───── Data records

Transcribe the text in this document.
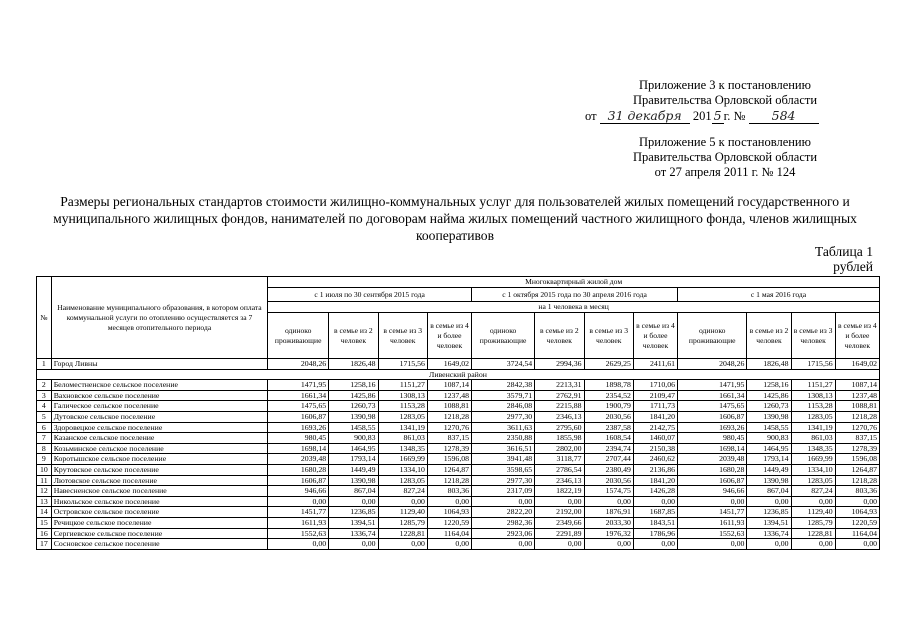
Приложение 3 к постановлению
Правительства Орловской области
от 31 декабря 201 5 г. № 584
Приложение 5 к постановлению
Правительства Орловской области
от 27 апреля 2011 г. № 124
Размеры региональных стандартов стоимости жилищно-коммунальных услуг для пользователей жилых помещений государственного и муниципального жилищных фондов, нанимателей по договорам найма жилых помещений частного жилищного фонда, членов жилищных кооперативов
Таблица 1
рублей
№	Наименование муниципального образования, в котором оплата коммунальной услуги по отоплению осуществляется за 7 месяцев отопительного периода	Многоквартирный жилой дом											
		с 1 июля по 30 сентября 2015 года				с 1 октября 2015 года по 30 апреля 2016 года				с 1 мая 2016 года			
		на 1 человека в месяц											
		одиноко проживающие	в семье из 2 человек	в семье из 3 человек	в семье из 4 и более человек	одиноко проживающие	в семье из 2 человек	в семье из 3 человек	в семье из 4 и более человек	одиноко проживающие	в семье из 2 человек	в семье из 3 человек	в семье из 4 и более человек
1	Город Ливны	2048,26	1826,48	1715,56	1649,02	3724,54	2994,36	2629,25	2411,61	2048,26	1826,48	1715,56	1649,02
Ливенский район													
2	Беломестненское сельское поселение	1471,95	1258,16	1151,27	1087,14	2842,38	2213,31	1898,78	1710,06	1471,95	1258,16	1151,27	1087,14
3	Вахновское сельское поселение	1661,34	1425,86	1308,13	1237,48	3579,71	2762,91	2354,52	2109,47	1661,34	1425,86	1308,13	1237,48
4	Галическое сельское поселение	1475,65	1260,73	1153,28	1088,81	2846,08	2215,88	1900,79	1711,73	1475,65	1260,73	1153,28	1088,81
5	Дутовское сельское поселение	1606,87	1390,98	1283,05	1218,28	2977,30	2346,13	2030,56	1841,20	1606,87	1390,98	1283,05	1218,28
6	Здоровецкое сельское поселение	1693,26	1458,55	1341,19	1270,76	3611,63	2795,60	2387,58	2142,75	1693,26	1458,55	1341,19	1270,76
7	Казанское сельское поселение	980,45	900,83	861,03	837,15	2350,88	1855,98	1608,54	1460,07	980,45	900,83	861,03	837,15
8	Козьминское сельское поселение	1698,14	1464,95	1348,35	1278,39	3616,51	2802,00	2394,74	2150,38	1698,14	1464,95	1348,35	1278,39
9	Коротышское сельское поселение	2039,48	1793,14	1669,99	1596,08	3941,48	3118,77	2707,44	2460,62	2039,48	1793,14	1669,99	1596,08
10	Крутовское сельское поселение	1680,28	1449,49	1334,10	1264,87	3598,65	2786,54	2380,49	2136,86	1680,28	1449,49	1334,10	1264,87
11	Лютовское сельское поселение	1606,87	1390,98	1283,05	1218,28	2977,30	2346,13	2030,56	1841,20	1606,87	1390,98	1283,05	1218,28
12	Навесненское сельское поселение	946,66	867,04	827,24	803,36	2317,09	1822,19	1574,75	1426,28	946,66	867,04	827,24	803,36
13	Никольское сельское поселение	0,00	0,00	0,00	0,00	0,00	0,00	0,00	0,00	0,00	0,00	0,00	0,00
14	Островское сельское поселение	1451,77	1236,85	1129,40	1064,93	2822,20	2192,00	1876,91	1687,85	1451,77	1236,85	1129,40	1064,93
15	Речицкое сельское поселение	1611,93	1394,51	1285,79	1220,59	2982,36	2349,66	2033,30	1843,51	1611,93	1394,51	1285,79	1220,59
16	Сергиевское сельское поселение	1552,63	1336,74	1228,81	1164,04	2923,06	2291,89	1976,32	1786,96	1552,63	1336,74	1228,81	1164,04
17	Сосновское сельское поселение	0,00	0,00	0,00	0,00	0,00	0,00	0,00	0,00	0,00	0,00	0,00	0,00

──────────

Your goal:
In your copy of the records, include no pictures; repeat everything else exactly.

Worked answer:
Transcribe the text in this document.
Приложение 3 к постановлению
Правительства Орловской области
от 31 декабря 201 5 г. № 584
Приложение 5 к постановлению
Правительства Орловской области
от 27 апреля 2011 г. № 124
Размеры региональных стандартов стоимости жилищно-коммунальных услуг для пользователей жилых помещений государственного и муниципального жилищных фондов, нанимателей по договорам найма жилых помещений частного жилищного фонда, членов жилищных кооперативов
Таблица 1
рублей
№	Наименование муниципального образования, в котором оплата коммунальной услуги по отоплению осуществляется за 7 месяцев отопительного периода	Многоквартирный жилой дом											
		с 1 июля по 30 сентября 2015 года				с 1 октября 2015 года по 30 апреля 2016 года				с 1 мая 2016 года			
		на 1 человека в месяц											
		одиноко проживающие	в семье из 2 человек	в семье из 3 человек	в семье из 4 и более человек	одиноко проживающие	в семье из 2 человек	в семье из 3 человек	в семье из 4 и более человек	одиноко проживающие	в семье из 2 человек	в семье из 3 человек	в семье из 4 и более человек
1	Город Ливны	2048,26	1826,48	1715,56	1649,02	3724,54	2994,36	2629,25	2411,61	2048,26	1826,48	1715,56	1649,02
Ливенский район													
2	Беломестненское сельское поселение	1471,95	1258,16	1151,27	1087,14	2842,38	2213,31	1898,78	1710,06	1471,95	1258,16	1151,27	1087,14
3	Вахновское сельское поселение	1661,34	1425,86	1308,13	1237,48	3579,71	2762,91	2354,52	2109,47	1661,34	1425,86	1308,13	1237,48
4	Галическое сельское поселение	1475,65	1260,73	1153,28	1088,81	2846,08	2215,88	1900,79	1711,73	1475,65	1260,73	1153,28	1088,81
5	Дутовское сельское поселение	1606,87	1390,98	1283,05	1218,28	2977,30	2346,13	2030,56	1841,20	1606,87	1390,98	1283,05	1218,28
6	Здоровецкое сельское поселение	1693,26	1458,55	1341,19	1270,76	3611,63	2795,60	2387,58	2142,75	1693,26	1458,55	1341,19	1270,76
7	Казанское сельское поселение	980,45	900,83	861,03	837,15	2350,88	1855,98	1608,54	1460,07	980,45	900,83	861,03	837,15
8	Козьминское сельское поселение	1698,14	1464,95	1348,35	1278,39	3616,51	2802,00	2394,74	2150,38	1698,14	1464,95	1348,35	1278,39
9	Коротышское сельское поселение	2039,48	1793,14	1669,99	1596,08	3941,48	3118,77	2707,44	2460,62	2039,48	1793,14	1669,99	1596,08
10	Крутовское сельское поселение	1680,28	1449,49	1334,10	1264,87	3598,65	2786,54	2380,49	2136,86	1680,28	1449,49	1334,10	1264,87
11	Лютовское сельское поселение	1606,87	1390,98	1283,05	1218,28	2977,30	2346,13	2030,56	1841,20	1606,87	1390,98	1283,05	1218,28
12	Навесненское сельское поселение	946,66	867,04	827,24	803,36	2317,09	1822,19	1574,75	1426,28	946,66	867,04	827,24	803,36
13	Никольское сельское поселение	0,00	0,00	0,00	0,00	0,00	0,00	0,00	0,00	0,00	0,00	0,00	0,00
14	Островское сельское поселение	1451,77	1236,85	1129,40	1064,93	2822,20	2192,00	1876,91	1687,85	1451,77	1236,85	1129,40	1064,93
15	Речицкое сельское поселение	1611,93	1394,51	1285,79	1220,59	2982,36	2349,66	2033,30	1843,51	1611,93	1394,51	1285,79	1220,59
16	Сергиевское сельское поселение	1552,63	1336,74	1228,81	1164,04	2923,06	2291,89	1976,32	1786,96	1552,63	1336,74	1228,81	1164,04
17	Сосновское сельское поселение	0,00	0,00	0,00	0,00	0,00	0,00	0,00	0,00	0,00	0,00	0,00	0,00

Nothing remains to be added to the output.